Required task
Reproduce all of the records below, replacing each "matrix-box" with "grid-box" and keeping everything else the same.

-- Start of Dataset content --

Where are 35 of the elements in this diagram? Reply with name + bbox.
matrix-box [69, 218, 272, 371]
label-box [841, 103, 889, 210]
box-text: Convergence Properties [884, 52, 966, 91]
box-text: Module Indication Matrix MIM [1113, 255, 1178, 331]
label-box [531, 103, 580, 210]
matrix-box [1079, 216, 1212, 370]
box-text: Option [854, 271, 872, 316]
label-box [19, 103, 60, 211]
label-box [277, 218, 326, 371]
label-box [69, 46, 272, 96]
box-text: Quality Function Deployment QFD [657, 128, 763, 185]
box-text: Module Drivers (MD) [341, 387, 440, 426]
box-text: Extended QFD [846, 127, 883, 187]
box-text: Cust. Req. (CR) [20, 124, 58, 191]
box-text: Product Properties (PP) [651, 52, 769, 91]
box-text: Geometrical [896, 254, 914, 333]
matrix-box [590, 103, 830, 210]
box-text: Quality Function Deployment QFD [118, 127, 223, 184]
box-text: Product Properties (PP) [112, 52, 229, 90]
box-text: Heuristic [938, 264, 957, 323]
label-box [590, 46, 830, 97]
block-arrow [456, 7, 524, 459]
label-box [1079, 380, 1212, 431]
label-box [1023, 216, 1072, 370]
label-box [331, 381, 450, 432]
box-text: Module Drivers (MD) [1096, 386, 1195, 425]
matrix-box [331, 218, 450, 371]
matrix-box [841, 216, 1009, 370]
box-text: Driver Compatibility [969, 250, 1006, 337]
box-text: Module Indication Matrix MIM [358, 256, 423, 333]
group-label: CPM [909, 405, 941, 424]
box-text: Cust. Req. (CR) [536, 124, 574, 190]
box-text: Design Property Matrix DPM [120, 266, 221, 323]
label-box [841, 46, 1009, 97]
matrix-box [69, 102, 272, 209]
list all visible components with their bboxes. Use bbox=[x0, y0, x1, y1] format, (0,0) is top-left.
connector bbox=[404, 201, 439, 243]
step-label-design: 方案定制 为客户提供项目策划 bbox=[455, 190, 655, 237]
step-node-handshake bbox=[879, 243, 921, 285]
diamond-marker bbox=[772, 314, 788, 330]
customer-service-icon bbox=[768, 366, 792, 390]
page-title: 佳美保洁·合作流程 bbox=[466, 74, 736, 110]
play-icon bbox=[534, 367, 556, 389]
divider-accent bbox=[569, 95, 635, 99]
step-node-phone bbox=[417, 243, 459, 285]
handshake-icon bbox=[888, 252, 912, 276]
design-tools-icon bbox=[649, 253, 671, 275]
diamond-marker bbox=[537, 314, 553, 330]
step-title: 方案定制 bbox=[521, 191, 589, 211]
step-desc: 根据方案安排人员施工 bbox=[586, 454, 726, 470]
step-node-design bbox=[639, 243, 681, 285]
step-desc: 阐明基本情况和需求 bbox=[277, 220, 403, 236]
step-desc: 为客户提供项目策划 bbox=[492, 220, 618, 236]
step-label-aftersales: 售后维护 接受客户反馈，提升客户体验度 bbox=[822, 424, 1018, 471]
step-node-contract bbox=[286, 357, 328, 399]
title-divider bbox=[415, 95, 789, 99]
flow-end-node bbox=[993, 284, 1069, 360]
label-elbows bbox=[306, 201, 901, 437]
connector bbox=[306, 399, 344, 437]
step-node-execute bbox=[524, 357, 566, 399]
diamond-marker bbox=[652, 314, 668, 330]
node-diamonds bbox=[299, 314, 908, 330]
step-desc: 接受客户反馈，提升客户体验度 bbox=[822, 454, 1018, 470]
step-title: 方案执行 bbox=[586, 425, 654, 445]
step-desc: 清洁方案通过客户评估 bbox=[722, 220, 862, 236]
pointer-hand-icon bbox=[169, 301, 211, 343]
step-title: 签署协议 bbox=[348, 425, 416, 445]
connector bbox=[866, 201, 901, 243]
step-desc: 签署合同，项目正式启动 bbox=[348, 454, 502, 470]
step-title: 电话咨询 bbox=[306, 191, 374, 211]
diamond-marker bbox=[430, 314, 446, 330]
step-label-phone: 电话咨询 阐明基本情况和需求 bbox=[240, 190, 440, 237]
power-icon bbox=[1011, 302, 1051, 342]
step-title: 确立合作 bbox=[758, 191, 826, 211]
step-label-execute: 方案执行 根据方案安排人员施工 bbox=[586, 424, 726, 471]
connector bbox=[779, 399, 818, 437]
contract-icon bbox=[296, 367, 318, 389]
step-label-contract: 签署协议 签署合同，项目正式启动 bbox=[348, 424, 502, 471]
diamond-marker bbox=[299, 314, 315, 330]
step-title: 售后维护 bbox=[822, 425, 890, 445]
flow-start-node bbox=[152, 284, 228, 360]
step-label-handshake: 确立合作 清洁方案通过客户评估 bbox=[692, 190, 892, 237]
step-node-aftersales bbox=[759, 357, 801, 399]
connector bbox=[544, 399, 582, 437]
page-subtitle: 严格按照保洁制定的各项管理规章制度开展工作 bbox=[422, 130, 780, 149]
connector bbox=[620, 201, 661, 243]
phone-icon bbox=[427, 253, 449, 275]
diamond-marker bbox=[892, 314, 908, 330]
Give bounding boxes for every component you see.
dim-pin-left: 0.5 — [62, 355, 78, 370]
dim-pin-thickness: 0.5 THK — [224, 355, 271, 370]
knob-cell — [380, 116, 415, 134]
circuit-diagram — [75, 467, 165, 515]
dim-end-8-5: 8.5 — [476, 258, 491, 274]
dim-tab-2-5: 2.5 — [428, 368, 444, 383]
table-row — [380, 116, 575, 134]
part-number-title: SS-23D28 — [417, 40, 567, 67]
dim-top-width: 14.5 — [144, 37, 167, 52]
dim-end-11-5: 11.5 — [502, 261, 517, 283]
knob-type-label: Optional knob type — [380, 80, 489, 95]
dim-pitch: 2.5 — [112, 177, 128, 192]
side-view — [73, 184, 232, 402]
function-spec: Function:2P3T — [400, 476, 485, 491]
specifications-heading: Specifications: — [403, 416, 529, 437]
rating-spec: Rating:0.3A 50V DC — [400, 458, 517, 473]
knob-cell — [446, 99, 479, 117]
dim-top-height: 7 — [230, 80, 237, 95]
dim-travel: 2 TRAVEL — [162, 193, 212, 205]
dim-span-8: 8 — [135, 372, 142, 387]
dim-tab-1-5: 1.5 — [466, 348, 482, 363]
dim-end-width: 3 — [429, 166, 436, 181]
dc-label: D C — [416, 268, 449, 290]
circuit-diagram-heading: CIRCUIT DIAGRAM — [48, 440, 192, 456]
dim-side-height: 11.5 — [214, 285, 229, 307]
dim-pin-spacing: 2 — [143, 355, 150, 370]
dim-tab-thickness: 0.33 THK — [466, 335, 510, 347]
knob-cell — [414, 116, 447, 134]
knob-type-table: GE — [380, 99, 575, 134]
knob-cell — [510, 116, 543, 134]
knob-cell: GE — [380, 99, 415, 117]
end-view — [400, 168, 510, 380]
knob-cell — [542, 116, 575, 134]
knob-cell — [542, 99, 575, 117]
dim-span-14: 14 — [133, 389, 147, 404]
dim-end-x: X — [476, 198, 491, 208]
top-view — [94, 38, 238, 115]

-- End of Dataset content --

Exercise response
Where are 35 of the elements in this diagram? Reply with name + bbox.
grid-box [69, 218, 272, 371]
label-box [841, 103, 889, 210]
box-text: Convergence Properties [884, 52, 966, 91]
box-text: Module Indication Matrix MIM [1113, 255, 1178, 331]
label-box [531, 103, 580, 210]
grid-box [1079, 216, 1212, 370]
box-text: Option [854, 271, 872, 316]
label-box [19, 103, 60, 211]
label-box [277, 218, 326, 371]
label-box [69, 46, 272, 96]
box-text: Quality Function Deployment QFD [657, 128, 763, 185]
box-text: Module Drivers (MD) [341, 387, 440, 426]
box-text: Extended QFD [846, 127, 883, 187]
box-text: Cust. Req. (CR) [20, 124, 58, 191]
box-text: Product Properties (PP) [651, 52, 769, 91]
box-text: Geometrical [896, 254, 914, 333]
grid-box [590, 103, 830, 210]
box-text: Quality Function Deployment QFD [118, 127, 223, 184]
box-text: Product Properties (PP) [112, 52, 229, 90]
box-text: Heuristic [938, 264, 957, 323]
label-box [590, 46, 830, 97]
block-arrow [456, 7, 524, 459]
label-box [1079, 380, 1212, 431]
label-box [1023, 216, 1072, 370]
label-box [331, 381, 450, 432]
box-text: Module Drivers (MD) [1096, 386, 1195, 425]
grid-box [331, 218, 450, 371]
grid-box [841, 216, 1009, 370]
box-text: Driver Compatibility [969, 250, 1006, 337]
box-text: Module Indication Matrix MIM [358, 256, 423, 333]
group-label: CPM [909, 405, 941, 424]
box-text: Cust. Req. (CR) [536, 124, 574, 190]
box-text: Design Property Matrix DPM [120, 266, 221, 323]
label-box [841, 46, 1009, 97]
grid-box [69, 102, 272, 209]
list all visible components with their bboxes. Use bbox=[x0, y0, x1, y1] format, (0,0) is top-left.
connector bbox=[404, 201, 439, 243]
step-label-design: 方案定制 为客户提供项目策划 bbox=[455, 190, 655, 237]
step-node-handshake bbox=[879, 243, 921, 285]
diamond-marker bbox=[772, 314, 788, 330]
customer-service-icon bbox=[768, 366, 792, 390]
page-title: 佳美保洁·合作流程 bbox=[466, 74, 736, 110]
play-icon bbox=[534, 367, 556, 389]
divider-accent bbox=[569, 95, 635, 99]
step-node-phone bbox=[417, 243, 459, 285]
handshake-icon bbox=[888, 252, 912, 276]
design-tools-icon bbox=[649, 253, 671, 275]
diamond-marker bbox=[537, 314, 553, 330]
step-title: 方案定制 bbox=[521, 191, 589, 211]
step-desc: 根据方案安排人员施工 bbox=[586, 454, 726, 470]
step-node-design bbox=[639, 243, 681, 285]
step-desc: 阐明基本情况和需求 bbox=[277, 220, 403, 236]
step-desc: 为客户提供项目策划 bbox=[492, 220, 618, 236]
step-label-aftersales: 售后维护 接受客户反馈，提升客户体验度 bbox=[822, 424, 1018, 471]
step-node-contract bbox=[286, 357, 328, 399]
title-divider bbox=[415, 95, 789, 99]
flow-end-node bbox=[993, 284, 1069, 360]
label-elbows bbox=[306, 201, 901, 437]
connector bbox=[306, 399, 344, 437]
step-node-execute bbox=[524, 357, 566, 399]
diamond-marker bbox=[652, 314, 668, 330]
node-diamonds bbox=[299, 314, 908, 330]
step-desc: 接受客户反馈，提升客户体验度 bbox=[822, 454, 1018, 470]
step-title: 方案执行 bbox=[586, 425, 654, 445]
step-desc: 清洁方案通过客户评估 bbox=[722, 220, 862, 236]
pointer-hand-icon bbox=[169, 301, 211, 343]
step-title: 签署协议 bbox=[348, 425, 416, 445]
connector bbox=[866, 201, 901, 243]
step-desc: 签署合同，项目正式启动 bbox=[348, 454, 502, 470]
step-title: 电话咨询 bbox=[306, 191, 374, 211]
diamond-marker bbox=[430, 314, 446, 330]
step-label-phone: 电话咨询 阐明基本情况和需求 bbox=[240, 190, 440, 237]
power-icon bbox=[1011, 302, 1051, 342]
step-title: 确立合作 bbox=[758, 191, 826, 211]
step-label-execute: 方案执行 根据方案安排人员施工 bbox=[586, 424, 726, 471]
connector bbox=[779, 399, 818, 437]
contract-icon bbox=[296, 367, 318, 389]
step-label-contract: 签署协议 签署合同，项目正式启动 bbox=[348, 424, 502, 471]
diamond-marker bbox=[299, 314, 315, 330]
step-title: 售后维护 bbox=[822, 425, 890, 445]
flow-start-node bbox=[152, 284, 228, 360]
step-label-handshake: 确立合作 清洁方案通过客户评估 bbox=[692, 190, 892, 237]
step-node-aftersales bbox=[759, 357, 801, 399]
connector bbox=[544, 399, 582, 437]
page-subtitle: 严格按照保洁制定的各项管理规章制度开展工作 bbox=[422, 130, 780, 149]
connector bbox=[620, 201, 661, 243]
phone-icon bbox=[427, 253, 449, 275]
diamond-marker bbox=[892, 314, 908, 330]
Give bounding boxes for every component you see.
dim-pin-left: 0.5 — [62, 355, 78, 370]
dim-pin-thickness: 0.5 THK — [224, 355, 271, 370]
knob-cell — [380, 116, 415, 134]
circuit-diagram — [75, 467, 165, 515]
dim-end-8-5: 8.5 — [476, 258, 491, 274]
dim-tab-2-5: 2.5 — [428, 368, 444, 383]
table-row — [380, 116, 575, 134]
part-number-title: SS-23D28 — [417, 40, 567, 67]
dim-top-width: 14.5 — [144, 37, 167, 52]
dim-end-11-5: 11.5 — [502, 261, 517, 283]
knob-type-label: Optional knob type — [380, 80, 489, 95]
dim-pitch: 2.5 — [112, 177, 128, 192]
side-view — [73, 184, 232, 402]
function-spec: Function:2P3T — [400, 476, 485, 491]
specifications-heading: Specifications: — [403, 416, 529, 437]
rating-spec: Rating:0.3A 50V DC — [400, 458, 517, 473]
knob-cell — [446, 99, 479, 117]
dim-top-height: 7 — [230, 80, 237, 95]
dim-travel: 2 TRAVEL — [162, 193, 212, 205]
dim-span-8: 8 — [135, 372, 142, 387]
dim-tab-1-5: 1.5 — [466, 348, 482, 363]
dim-end-width: 3 — [429, 166, 436, 181]
dc-label: D C — [416, 268, 449, 290]
circuit-diagram-heading: CIRCUIT DIAGRAM — [48, 440, 192, 456]
dim-side-height: 11.5 — [214, 285, 229, 307]
dim-pin-spacing: 2 — [143, 355, 150, 370]
dim-tab-thickness: 0.33 THK — [466, 335, 510, 347]
knob-cell — [414, 116, 447, 134]
knob-type-table: GE — [380, 99, 575, 134]
knob-cell — [510, 116, 543, 134]
knob-cell: GE — [380, 99, 415, 117]
end-view — [400, 168, 510, 380]
knob-cell — [542, 116, 575, 134]
knob-cell — [542, 99, 575, 117]
dim-span-14: 14 — [133, 389, 147, 404]
dim-end-x: X — [476, 198, 491, 208]
top-view — [94, 38, 238, 115]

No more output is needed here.